§ Directions
Below are some entries. Output each one exactly as it appears.

---------- Record set

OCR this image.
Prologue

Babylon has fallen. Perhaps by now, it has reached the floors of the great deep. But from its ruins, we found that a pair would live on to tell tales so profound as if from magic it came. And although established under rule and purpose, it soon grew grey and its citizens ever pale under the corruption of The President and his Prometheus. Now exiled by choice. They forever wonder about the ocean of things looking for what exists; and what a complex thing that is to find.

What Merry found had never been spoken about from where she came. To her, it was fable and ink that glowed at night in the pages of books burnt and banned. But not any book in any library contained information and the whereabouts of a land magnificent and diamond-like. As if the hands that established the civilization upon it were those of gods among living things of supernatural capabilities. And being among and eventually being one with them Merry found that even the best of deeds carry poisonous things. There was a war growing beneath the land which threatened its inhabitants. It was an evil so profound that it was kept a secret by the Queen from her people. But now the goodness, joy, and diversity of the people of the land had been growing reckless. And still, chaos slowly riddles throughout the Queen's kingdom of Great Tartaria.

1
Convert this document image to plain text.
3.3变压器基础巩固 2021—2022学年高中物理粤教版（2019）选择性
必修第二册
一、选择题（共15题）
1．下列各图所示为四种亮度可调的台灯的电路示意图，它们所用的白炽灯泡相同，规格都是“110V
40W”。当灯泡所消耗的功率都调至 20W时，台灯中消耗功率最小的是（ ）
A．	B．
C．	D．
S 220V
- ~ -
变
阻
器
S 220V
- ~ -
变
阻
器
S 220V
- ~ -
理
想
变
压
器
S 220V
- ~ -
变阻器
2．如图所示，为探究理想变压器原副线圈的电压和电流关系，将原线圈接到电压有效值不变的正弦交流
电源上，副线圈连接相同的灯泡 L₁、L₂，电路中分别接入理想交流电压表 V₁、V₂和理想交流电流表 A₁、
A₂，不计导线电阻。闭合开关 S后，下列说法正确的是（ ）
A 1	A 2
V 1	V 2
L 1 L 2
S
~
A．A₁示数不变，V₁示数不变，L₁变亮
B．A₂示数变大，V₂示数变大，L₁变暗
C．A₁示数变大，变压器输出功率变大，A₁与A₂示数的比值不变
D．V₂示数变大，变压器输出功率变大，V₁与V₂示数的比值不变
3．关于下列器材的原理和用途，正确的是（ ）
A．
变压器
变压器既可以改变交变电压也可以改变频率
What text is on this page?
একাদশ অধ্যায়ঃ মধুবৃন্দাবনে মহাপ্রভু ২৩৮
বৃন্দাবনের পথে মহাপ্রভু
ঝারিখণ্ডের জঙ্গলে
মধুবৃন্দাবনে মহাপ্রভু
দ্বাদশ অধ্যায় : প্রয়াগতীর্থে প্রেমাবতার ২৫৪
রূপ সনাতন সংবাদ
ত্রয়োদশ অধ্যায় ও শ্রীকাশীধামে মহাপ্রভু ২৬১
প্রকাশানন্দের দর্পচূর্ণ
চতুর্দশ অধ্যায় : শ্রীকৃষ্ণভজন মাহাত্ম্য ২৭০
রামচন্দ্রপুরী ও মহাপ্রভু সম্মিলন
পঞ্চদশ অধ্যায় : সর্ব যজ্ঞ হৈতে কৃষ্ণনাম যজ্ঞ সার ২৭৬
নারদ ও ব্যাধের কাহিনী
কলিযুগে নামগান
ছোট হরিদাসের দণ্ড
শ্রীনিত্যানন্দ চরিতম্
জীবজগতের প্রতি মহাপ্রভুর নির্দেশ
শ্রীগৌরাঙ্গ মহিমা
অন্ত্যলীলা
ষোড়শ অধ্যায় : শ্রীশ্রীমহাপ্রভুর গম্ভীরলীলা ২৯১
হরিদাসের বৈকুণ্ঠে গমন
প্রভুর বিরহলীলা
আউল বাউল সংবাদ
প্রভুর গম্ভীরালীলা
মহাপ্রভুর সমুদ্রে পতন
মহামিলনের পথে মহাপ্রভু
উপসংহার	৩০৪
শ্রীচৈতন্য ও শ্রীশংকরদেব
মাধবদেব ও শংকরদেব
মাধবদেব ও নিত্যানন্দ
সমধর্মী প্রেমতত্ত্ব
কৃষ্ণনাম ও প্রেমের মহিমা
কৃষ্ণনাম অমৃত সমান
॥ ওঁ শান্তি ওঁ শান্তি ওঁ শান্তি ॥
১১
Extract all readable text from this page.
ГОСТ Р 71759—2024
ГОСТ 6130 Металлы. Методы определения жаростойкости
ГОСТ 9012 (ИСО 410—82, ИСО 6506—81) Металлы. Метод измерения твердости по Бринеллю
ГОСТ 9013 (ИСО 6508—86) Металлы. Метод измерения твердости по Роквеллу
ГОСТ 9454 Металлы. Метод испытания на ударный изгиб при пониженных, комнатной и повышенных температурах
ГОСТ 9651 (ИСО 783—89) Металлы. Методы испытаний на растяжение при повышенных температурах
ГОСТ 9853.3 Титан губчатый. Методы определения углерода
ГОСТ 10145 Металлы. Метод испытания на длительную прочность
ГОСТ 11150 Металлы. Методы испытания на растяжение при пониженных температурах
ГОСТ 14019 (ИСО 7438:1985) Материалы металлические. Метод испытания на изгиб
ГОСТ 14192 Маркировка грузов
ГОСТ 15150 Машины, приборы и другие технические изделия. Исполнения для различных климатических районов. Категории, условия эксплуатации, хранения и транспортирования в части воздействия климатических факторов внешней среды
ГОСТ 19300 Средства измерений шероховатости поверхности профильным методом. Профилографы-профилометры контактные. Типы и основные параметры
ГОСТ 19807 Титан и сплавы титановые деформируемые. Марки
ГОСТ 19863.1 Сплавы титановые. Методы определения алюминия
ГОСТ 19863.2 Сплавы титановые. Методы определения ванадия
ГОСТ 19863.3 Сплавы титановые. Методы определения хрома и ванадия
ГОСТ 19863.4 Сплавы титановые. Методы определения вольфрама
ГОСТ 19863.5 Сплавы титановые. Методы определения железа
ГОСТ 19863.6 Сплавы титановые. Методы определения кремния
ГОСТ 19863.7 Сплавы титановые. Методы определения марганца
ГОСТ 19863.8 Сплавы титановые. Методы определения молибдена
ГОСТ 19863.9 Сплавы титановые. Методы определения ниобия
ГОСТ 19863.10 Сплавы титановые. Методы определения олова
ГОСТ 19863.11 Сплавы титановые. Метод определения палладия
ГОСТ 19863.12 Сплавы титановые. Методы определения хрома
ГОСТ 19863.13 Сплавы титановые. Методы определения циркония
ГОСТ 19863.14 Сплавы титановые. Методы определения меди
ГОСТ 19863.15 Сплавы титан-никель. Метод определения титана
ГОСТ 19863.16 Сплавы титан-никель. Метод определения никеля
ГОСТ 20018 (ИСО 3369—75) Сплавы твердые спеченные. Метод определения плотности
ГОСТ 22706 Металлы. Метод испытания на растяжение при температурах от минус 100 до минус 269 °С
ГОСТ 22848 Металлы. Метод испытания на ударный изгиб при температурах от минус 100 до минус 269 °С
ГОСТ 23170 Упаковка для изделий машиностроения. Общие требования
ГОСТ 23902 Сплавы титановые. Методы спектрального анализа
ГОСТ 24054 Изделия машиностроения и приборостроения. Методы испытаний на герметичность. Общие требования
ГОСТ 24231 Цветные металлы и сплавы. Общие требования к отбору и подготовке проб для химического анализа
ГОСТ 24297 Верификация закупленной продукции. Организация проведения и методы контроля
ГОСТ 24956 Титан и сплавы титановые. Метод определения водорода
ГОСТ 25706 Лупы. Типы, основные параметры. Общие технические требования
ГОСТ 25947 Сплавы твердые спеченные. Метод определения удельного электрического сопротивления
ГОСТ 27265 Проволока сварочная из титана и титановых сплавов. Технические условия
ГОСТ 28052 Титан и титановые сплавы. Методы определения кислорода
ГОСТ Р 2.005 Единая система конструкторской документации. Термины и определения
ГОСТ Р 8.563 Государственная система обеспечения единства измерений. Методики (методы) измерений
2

--------------------

§ Solution below
OCR this image.
Prologue

Babylon has fallen. Perhaps by now, it has reached the floors of the great deep. But from its ruins, we found that a pair would live on to tell tales so profound as if from magic it came. And although established under rule and purpose, it soon grew grey and its citizens ever pale under the corruption of The President and his Prometheus. Now exiled by choice. They forever wonder about the ocean of things looking for what exists; and what a complex thing that is to find.

What Merry found had never been spoken about from where she came. To her, it was fable and ink that glowed at night in the pages of books burnt and banned. But not any book in any library contained information and the whereabouts of a land magnificent and diamond-like. As if the hands that established the civilization upon it were those of gods among living things of supernatural capabilities. And being among and eventually being one with them Merry found that even the best of deeds carry poisonous things. There was a war growing beneath the land which threatened its inhabitants. It was an evil so profound that it was kept a secret by the Queen from her people. But now the goodness, joy, and diversity of the people of the land had been growing reckless. And still, chaos slowly riddles throughout the Queen's kingdom of Great Tartaria.

1
Convert this document image to plain text.
3.3变压器基础巩固 2021—2022学年高中物理粤教版（2019）选择性
必修第二册
一、选择题（共15题）
1．下列各图所示为四种亮度可调的台灯的电路示意图，它们所用的白炽灯泡相同，规格都是“110V
40W”。当灯泡所消耗的功率都调至 20W时，台灯中消耗功率最小的是（ ）
A．	B．
C．	D．
S 220V
- ~ -
变
阻
器
S 220V
- ~ -
变
阻
器
S 220V
- ~ -
理
想
变
压
器
S 220V
- ~ -
变阻器
2．如图所示，为探究理想变压器原副线圈的电压和电流关系，将原线圈接到电压有效值不变的正弦交流
电源上，副线圈连接相同的灯泡 L₁、L₂，电路中分别接入理想交流电压表 V₁、V₂和理想交流电流表 A₁、
A₂，不计导线电阻。闭合开关 S后，下列说法正确的是（ ）
A 1	A 2
V 1	V 2
L 1 L 2
S
~
A．A₁示数不变，V₁示数不变，L₁变亮
B．A₂示数变大，V₂示数变大，L₁变暗
C．A₁示数变大，变压器输出功率变大，A₁与A₂示数的比值不变
D．V₂示数变大，变压器输出功率变大，V₁与V₂示数的比值不变
3．关于下列器材的原理和用途，正确的是（ ）
A．
变压器
变压器既可以改变交变电压也可以改变频率
What text is on this page?
একাদশ অধ্যায়ঃ মধুবৃন্দাবনে মহাপ্রভু ২৩৮
বৃন্দাবনের পথে মহাপ্রভু
ঝারিখণ্ডের জঙ্গলে
মধুবৃন্দাবনে মহাপ্রভু
দ্বাদশ অধ্যায় : প্রয়াগতীর্থে প্রেমাবতার ২৫৪
রূপ সনাতন সংবাদ
ত্রয়োদশ অধ্যায় ও শ্রীকাশীধামে মহাপ্রভু ২৬১
প্রকাশানন্দের দর্পচূর্ণ
চতুর্দশ অধ্যায় : শ্রীকৃষ্ণভজন মাহাত্ম্য ২৭০
রামচন্দ্রপুরী ও মহাপ্রভু সম্মিলন
পঞ্চদশ অধ্যায় : সর্ব যজ্ঞ হৈতে কৃষ্ণনাম যজ্ঞ সার ২৭৬
নারদ ও ব্যাধের কাহিনী
কলিযুগে নামগান
ছোট হরিদাসের দণ্ড
শ্রীনিত্যানন্দ চরিতম্
জীবজগতের প্রতি মহাপ্রভুর নির্দেশ
শ্রীগৌরাঙ্গ মহিমা
অন্ত্যলীলা
ষোড়শ অধ্যায় : শ্রীশ্রীমহাপ্রভুর গম্ভীরলীলা ২৯১
হরিদাসের বৈকুণ্ঠে গমন
প্রভুর বিরহলীলা
আউল বাউল সংবাদ
প্রভুর গম্ভীরালীলা
মহাপ্রভুর সমুদ্রে পতন
মহামিলনের পথে মহাপ্রভু
উপসংহার	৩০৪
শ্রীচৈতন্য ও শ্রীশংকরদেব
মাধবদেব ও শংকরদেব
মাধবদেব ও নিত্যানন্দ
সমধর্মী প্রেমতত্ত্ব
কৃষ্ণনাম ও প্রেমের মহিমা
কৃষ্ণনাম অমৃত সমান
॥ ওঁ শান্তি ওঁ শান্তি ওঁ শান্তি ॥
১১
Extract all readable text from this page.
ГОСТ Р 71759—2024
ГОСТ 6130 Металлы. Методы определения жаростойкости
ГОСТ 9012 (ИСО 410—82, ИСО 6506—81) Металлы. Метод измерения твердости по Бринеллю
ГОСТ 9013 (ИСО 6508—86) Металлы. Метод измерения твердости по Роквеллу
ГОСТ 9454 Металлы. Метод испытания на ударный изгиб при пониженных, комнатной и повышенных температурах
ГОСТ 9651 (ИСО 783—89) Металлы. Методы испытаний на растяжение при повышенных температурах
ГОСТ 9853.3 Титан губчатый. Методы определения углерода
ГОСТ 10145 Металлы. Метод испытания на длительную прочность
ГОСТ 11150 Металлы. Методы испытания на растяжение при пониженных температурах
ГОСТ 14019 (ИСО 7438:1985) Материалы металлические. Метод испытания на изгиб
ГОСТ 14192 Маркировка грузов
ГОСТ 15150 Машины, приборы и другие технические изделия. Исполнения для различных климатических районов. Категории, условия эксплуатации, хранения и транспортирования в части воздействия климатических факторов внешней среды
ГОСТ 19300 Средства измерений шероховатости поверхности профильным методом. Профилографы-профилометры контактные. Типы и основные параметры
ГОСТ 19807 Титан и сплавы титановые деформируемые. Марки
ГОСТ 19863.1 Сплавы титановые. Методы определения алюминия
ГОСТ 19863.2 Сплавы титановые. Методы определения ванадия
ГОСТ 19863.3 Сплавы титановые. Методы определения хрома и ванадия
ГОСТ 19863.4 Сплавы титановые. Методы определения вольфрама
ГОСТ 19863.5 Сплавы титановые. Методы определения железа
ГОСТ 19863.6 Сплавы титановые. Методы определения кремния
ГОСТ 19863.7 Сплавы титановые. Методы определения марганца
ГОСТ 19863.8 Сплавы титановые. Методы определения молибдена
ГОСТ 19863.9 Сплавы титановые. Методы определения ниобия
ГОСТ 19863.10 Сплавы титановые. Методы определения олова
ГОСТ 19863.11 Сплавы титановые. Метод определения палладия
ГОСТ 19863.12 Сплавы титановые. Методы определения хрома
ГОСТ 19863.13 Сплавы титановые. Методы определения циркония
ГОСТ 19863.14 Сплавы титановые. Методы определения меди
ГОСТ 19863.15 Сплавы титан-никель. Метод определения титана
ГОСТ 19863.16 Сплавы титан-никель. Метод определения никеля
ГОСТ 20018 (ИСО 3369—75) Сплавы твердые спеченные. Метод определения плотности
ГОСТ 22706 Металлы. Метод испытания на растяжение при температурах от минус 100 до минус 269 °С
ГОСТ 22848 Металлы. Метод испытания на ударный изгиб при температурах от минус 100 до минус 269 °С
ГОСТ 23170 Упаковка для изделий машиностроения. Общие требования
ГОСТ 23902 Сплавы титановые. Методы спектрального анализа
ГОСТ 24054 Изделия машиностроения и приборостроения. Методы испытаний на герметичность. Общие требования
ГОСТ 24231 Цветные металлы и сплавы. Общие требования к отбору и подготовке проб для химического анализа
ГОСТ 24297 Верификация закупленной продукции. Организация проведения и методы контроля
ГОСТ 24956 Титан и сплавы титановые. Метод определения водорода
ГОСТ 25706 Лупы. Типы, основные параметры. Общие технические требования
ГОСТ 25947 Сплавы твердые спеченные. Метод определения удельного электрического сопротивления
ГОСТ 27265 Проволока сварочная из титана и титановых сплавов. Технические условия
ГОСТ 28052 Титан и титановые сплавы. Методы определения кислорода
ГОСТ Р 2.005 Единая система конструкторской документации. Термины и определения
ГОСТ Р 8.563 Государственная система обеспечения единства измерений. Методики (методы) измерений
2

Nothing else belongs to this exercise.